--- BEGIN ---

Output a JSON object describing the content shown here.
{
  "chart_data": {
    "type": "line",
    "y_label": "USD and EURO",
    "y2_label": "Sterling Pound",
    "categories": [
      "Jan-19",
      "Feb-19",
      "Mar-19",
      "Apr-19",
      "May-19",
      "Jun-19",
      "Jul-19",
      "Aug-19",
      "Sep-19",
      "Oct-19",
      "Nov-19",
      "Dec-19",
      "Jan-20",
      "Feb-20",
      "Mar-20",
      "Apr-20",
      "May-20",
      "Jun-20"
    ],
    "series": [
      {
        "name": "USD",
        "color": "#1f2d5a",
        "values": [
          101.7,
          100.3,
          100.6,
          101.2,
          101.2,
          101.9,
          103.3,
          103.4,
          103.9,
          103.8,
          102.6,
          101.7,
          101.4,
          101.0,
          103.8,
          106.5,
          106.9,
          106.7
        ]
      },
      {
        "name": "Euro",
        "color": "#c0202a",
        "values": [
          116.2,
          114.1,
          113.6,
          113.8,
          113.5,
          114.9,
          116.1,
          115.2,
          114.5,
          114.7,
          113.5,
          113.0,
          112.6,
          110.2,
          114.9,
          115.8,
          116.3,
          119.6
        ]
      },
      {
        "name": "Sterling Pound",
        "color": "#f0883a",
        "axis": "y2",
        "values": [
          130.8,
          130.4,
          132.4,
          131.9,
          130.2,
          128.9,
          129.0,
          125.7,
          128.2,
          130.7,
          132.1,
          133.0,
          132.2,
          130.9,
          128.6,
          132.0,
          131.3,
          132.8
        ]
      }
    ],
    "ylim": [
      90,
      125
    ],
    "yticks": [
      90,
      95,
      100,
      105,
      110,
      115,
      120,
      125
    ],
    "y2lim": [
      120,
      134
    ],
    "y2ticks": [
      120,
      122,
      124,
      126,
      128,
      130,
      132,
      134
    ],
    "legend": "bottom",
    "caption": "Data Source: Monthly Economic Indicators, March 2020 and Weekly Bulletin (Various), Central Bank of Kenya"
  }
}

--- END ---
--- BEGIN ---

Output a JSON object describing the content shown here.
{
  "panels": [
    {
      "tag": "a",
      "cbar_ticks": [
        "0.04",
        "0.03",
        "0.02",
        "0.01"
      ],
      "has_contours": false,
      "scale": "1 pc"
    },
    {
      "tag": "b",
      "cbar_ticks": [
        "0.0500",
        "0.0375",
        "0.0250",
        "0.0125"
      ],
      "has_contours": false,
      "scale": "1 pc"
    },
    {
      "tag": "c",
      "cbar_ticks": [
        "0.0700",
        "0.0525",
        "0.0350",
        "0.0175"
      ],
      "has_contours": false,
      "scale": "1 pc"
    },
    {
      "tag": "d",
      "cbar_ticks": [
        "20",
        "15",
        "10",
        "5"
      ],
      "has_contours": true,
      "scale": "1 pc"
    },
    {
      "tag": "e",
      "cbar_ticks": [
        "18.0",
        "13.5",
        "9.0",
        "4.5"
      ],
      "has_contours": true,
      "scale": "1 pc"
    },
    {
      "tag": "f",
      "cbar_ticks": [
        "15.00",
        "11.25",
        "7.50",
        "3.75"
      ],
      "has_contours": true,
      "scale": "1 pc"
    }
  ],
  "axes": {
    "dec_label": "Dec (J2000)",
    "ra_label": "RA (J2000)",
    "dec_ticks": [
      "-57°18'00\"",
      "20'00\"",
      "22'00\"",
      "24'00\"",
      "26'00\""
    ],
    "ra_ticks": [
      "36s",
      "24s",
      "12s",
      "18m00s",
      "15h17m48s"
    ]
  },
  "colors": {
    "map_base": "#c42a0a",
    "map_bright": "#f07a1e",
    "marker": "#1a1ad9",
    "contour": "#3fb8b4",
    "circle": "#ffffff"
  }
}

--- END ---

# PROBLEM DESCRIPTION
Each line that holds the word "name" should be extracted from the records.

# SOLUTION TO THIS EXERCISE
        "name": "USD",
        "name": "Euro",
        "name": "Sterling Pound",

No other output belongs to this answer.